→ SUPPLIED RECORDS
******
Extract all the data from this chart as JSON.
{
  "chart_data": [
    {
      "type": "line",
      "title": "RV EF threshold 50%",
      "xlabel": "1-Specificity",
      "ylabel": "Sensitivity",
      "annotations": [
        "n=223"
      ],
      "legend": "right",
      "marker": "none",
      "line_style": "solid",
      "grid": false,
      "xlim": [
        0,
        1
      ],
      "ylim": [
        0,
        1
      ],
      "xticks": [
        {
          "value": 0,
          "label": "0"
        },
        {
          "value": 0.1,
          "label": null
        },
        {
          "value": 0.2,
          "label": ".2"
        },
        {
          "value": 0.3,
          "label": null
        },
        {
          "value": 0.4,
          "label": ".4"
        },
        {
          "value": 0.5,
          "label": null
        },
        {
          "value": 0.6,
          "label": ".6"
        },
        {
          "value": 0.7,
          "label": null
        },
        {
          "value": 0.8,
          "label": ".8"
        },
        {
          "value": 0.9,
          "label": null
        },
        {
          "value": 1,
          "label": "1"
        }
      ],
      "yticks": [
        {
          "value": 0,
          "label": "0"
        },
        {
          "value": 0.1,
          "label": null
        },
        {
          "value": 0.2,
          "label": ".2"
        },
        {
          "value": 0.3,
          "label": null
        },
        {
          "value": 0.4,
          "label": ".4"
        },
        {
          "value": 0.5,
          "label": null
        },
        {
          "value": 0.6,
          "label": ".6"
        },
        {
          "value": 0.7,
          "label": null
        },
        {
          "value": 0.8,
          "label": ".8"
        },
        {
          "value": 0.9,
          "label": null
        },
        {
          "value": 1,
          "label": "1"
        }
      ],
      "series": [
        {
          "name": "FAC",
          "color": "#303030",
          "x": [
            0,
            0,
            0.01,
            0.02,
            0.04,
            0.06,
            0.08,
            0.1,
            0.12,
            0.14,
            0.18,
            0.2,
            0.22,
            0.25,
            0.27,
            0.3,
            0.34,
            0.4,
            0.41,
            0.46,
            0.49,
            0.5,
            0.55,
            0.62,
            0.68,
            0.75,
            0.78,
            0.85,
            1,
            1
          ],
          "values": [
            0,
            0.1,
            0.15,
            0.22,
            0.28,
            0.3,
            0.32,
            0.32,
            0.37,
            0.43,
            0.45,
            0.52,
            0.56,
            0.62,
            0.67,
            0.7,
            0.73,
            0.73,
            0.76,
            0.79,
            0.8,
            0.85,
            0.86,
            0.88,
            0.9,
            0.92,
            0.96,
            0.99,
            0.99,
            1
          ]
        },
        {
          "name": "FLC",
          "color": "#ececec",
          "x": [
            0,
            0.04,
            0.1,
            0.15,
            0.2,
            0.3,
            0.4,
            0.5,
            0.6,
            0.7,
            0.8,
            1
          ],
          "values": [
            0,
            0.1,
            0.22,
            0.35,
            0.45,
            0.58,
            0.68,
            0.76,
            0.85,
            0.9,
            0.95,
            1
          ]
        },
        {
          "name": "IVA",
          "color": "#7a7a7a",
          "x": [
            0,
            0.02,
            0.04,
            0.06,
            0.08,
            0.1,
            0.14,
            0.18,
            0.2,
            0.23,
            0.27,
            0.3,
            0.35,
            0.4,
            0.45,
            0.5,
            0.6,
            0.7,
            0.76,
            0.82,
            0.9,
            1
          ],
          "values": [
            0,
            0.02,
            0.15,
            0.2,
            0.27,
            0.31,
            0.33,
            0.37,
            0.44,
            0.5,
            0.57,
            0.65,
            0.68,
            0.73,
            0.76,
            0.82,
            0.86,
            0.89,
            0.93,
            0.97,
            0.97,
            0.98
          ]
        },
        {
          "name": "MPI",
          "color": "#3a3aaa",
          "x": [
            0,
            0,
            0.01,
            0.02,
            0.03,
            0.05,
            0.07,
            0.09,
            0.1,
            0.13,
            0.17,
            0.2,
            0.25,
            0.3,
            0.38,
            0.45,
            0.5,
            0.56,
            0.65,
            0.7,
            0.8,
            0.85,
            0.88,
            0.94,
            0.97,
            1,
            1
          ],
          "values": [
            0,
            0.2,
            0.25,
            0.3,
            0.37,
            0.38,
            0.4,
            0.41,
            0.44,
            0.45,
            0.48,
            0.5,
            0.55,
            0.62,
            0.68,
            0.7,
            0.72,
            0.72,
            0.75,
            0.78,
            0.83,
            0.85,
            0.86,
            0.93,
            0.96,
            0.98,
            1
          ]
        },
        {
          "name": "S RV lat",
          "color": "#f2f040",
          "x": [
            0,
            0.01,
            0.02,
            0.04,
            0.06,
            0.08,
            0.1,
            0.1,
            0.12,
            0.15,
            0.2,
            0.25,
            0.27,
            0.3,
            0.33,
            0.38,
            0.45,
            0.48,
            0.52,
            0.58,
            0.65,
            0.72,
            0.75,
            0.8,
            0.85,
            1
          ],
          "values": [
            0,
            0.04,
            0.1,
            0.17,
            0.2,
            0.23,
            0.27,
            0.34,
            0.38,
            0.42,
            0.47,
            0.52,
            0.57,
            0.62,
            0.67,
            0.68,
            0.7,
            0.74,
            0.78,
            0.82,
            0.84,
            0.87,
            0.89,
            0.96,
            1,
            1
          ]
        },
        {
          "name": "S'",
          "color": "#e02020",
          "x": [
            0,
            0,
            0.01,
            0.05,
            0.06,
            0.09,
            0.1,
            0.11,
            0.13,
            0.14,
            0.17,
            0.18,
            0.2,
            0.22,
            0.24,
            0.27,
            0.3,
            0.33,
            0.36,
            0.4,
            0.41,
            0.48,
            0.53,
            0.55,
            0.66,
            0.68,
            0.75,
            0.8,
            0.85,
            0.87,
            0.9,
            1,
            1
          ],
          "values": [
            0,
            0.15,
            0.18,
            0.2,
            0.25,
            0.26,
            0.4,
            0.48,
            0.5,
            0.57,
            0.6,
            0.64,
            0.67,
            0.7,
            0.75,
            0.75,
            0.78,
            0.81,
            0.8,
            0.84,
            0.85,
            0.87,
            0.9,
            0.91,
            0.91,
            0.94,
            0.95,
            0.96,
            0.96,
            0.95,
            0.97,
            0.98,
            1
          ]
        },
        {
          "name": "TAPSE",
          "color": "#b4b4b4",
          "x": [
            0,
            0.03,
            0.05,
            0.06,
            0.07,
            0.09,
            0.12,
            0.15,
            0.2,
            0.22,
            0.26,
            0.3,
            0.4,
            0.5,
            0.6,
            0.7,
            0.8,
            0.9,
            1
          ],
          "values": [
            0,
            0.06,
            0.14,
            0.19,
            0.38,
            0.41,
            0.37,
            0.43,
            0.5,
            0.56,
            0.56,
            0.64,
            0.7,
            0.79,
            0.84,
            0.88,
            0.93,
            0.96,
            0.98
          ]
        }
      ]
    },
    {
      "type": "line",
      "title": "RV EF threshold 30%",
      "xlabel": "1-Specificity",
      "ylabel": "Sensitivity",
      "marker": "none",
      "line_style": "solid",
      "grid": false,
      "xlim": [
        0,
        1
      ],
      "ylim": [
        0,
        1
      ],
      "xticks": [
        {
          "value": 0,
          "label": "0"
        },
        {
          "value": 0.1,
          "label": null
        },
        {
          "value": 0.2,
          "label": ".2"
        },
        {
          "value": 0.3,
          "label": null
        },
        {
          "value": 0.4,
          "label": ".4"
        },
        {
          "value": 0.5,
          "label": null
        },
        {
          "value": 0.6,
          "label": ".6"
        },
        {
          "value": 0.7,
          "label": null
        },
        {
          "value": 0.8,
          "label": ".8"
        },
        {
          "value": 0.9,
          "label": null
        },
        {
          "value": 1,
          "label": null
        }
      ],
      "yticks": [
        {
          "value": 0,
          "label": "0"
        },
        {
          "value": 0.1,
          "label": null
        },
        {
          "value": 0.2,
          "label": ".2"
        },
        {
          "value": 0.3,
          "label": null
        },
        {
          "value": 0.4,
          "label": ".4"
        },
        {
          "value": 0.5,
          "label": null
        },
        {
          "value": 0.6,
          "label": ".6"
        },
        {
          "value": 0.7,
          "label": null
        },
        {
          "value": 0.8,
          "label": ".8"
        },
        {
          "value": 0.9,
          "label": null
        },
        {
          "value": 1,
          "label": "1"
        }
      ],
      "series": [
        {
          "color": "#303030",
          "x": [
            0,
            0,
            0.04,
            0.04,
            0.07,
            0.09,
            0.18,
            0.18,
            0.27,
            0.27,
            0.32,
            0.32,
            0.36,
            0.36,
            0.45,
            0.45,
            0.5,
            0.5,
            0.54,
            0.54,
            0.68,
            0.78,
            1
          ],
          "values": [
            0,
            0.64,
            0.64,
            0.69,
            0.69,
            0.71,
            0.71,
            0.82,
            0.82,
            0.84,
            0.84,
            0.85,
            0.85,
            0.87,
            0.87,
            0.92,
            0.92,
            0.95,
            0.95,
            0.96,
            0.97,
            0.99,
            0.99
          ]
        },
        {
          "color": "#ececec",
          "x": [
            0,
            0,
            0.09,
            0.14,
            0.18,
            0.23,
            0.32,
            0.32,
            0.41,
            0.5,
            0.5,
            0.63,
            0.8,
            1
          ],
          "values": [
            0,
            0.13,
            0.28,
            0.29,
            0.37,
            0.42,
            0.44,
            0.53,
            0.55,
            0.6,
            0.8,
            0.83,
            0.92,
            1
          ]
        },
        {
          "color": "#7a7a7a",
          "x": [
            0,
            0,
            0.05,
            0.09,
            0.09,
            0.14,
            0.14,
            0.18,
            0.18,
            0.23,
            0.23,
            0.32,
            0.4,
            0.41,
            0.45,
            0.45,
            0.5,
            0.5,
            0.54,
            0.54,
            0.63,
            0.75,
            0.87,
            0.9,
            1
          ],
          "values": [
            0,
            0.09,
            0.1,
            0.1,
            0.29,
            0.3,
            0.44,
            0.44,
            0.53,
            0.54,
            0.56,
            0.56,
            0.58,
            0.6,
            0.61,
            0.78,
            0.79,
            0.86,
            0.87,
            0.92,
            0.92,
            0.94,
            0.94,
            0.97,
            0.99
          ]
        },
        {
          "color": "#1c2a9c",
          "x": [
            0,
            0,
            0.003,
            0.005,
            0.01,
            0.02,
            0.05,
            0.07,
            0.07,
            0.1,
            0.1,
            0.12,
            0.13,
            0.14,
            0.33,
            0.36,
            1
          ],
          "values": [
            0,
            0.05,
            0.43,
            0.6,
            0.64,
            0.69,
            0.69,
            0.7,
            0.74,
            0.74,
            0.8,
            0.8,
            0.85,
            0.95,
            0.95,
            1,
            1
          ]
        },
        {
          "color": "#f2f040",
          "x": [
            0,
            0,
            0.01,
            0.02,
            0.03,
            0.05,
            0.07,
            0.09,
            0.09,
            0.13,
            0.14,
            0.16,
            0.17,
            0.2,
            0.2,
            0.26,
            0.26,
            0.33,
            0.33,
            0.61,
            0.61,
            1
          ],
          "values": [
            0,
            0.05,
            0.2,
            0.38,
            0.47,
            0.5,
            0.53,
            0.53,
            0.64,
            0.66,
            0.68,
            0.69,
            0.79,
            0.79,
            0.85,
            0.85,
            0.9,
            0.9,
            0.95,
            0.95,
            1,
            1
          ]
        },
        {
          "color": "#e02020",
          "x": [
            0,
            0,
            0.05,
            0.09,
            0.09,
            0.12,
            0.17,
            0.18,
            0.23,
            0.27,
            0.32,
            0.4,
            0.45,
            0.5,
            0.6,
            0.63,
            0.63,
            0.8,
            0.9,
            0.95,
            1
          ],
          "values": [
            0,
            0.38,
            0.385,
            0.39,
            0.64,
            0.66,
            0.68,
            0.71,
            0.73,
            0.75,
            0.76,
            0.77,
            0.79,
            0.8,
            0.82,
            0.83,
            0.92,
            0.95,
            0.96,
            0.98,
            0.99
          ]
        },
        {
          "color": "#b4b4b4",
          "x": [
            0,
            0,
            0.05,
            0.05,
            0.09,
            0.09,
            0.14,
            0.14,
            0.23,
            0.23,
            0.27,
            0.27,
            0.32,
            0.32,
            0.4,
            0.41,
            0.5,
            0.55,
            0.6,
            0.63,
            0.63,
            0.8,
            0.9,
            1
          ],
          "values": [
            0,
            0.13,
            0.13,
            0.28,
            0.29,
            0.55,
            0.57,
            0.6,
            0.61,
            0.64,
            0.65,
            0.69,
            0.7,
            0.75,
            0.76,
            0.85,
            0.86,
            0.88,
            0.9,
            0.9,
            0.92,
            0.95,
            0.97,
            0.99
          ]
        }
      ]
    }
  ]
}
******
→ PROBLEM DESCRIPTION
Determine how many lines of the data contain the word "threshold", and reply with that number only.

→ PROBLEM SOLUTION
2